However tough the financial regime has been for 2022/23, it is set to get even tougher in the next two years – in which the NHS is expected to deliver £12 billion in “efficiency savings”, while reducing waiting times and waiting lists.

While some local issues may also play a role, research from the Lowdown finds that all ICBs are confronted with a similar set of problems, and seeking ways to cope with inadequate resources – beds, staff, diagnostic services, mental health capacity and of course funding.

The problems itemised in nearly every ICB include:

  • Assumptions of inflation at 1.8% (the official prediction of 2.9% minus an “efficiency” target of 1.1%) – while actual inflation continues in double digits, and no costs are coming down.
  • Large numbers of beds filled with Covid patients (for whom almost all funding has now ceased): 4,585 front-line English hospital beds were filled by Covid patients as of May 3, with 370 in East of England, and 846 in London. But while these beds are not available for routine and emergency patients, additional funding for Covid has been largely or completely ended.
  • thousands more beds (throughout March over 13,000 in England, more than one in eight of England’s 95,200 occupied acute beds) filled with patients who are medically fit but cannot be discharged for lack of community health and social care: on March 31 there were 992 in East of England acute hospitals and 1,451 in London – just under one in ten occupied beds. This again hampers efforts by trusts to meet tough targets to increase numbers of elective patients treated and reduce the 7.2m waiting list.

RECORDS SHOWN:
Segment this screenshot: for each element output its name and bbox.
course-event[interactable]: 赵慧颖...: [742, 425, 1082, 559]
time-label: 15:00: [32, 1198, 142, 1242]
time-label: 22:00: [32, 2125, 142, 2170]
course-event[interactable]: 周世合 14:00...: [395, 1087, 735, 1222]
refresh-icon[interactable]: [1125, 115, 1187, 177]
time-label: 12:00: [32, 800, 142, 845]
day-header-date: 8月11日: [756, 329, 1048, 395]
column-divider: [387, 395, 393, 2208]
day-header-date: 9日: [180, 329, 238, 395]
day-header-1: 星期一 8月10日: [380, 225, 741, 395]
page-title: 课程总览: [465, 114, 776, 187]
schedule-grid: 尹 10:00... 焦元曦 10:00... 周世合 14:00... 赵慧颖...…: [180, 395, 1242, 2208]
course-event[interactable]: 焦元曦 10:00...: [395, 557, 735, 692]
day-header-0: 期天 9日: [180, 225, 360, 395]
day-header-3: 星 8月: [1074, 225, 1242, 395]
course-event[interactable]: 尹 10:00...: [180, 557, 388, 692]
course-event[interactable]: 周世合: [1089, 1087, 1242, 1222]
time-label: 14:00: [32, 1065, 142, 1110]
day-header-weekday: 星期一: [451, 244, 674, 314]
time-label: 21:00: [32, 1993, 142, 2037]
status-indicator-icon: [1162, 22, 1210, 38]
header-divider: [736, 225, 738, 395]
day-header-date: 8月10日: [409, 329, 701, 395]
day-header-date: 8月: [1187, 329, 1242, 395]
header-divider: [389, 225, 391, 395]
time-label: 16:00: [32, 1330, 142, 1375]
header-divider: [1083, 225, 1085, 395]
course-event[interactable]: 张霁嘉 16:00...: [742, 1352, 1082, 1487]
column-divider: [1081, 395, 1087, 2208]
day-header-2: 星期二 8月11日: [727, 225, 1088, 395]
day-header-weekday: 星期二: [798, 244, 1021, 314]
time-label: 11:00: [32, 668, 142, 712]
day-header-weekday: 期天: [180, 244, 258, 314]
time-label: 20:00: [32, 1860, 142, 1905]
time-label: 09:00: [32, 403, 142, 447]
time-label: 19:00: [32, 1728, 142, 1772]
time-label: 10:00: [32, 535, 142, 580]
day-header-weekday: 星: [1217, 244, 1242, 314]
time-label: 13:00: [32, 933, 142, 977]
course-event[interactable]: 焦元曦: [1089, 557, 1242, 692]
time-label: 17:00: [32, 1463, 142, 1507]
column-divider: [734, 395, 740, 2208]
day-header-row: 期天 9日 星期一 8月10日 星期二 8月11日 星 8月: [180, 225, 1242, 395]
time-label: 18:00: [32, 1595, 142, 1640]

YOUR ASSIGNMENT: Carry on the piece on NHS funding pressures after its final sentence. The rows have no connection to the piece on NHS funding pressures.

EXPECTED OUTPUT:
  • under-funded pay awards,
  • staff shortages (forcing up spending on agency staff, in many cases well above the “cap” imposed on agency spending by NHS England, or in some cases expansion of the trusts’ directly employed workforce to reduce spending on temporary staff.)
  • Failure of NHS providers to meet tough targets for “efficiency savings” in 2022/23, (or sometimes imaginary assumptions or unassigned savings) along with almost universal  over-reliance on one-off “non-recurrent” measures and budgetary fiddles, which leave an underlying deficit rolling in to an even tougher 2023/24.

Read the East of England summary

Read the London summary

Read our previous report which looked at board papers for 21 ICBs in North East and Yorkshire, North West, South East and South West.

The latest round-up covers East of England and London, with a survey of Midlands ICBs to follow.


Last autumn NHS England warned ministers before the budget that it faced a £7bn deficit for 2023/24. Chancellor Jeremy Hunt’s response in the Budget was to increase spending by less than half this amount.

The HSJ, with the benefit of leaked information, revealed early in March that the first drafts of ICB plans for 2023/24, which projected a combined deficit of £6 billion, had been rejected by NHS England. This has also been described by Cambridgeshire & Peterborough ICB Board papers:

“At draft plan stage the collective NHS deficit submissions were over £6 billion with 4 regions over £1 billion deficit.  The East of England region had a cumulative deficit of approx. £440m with deficits ranging from £57m to £107m.” (p21)

The HSJ followed up on April 12 with news that revised plans adding up to a £3bn deficit had also been rejected, with the planning for 2023/24 finances pushed back towards the summer.

The Lowdown has reported how back in November NHS England set up tough new rules to deter ICB finance chiefs from giving early reports of any negative change in their financial situation – effectively encouraging ICBs to cover up reality and delay any unpleasant news (and any consequences) until the last minute.

The upshot once again is that NHS England, their heads firmly in the sand, refusing to admit the impossibility of its demands, is effectively once again telling ICBs to make up figures and submit unachievable plans, pretending that they can achieve literally incredible “efficiency savings”.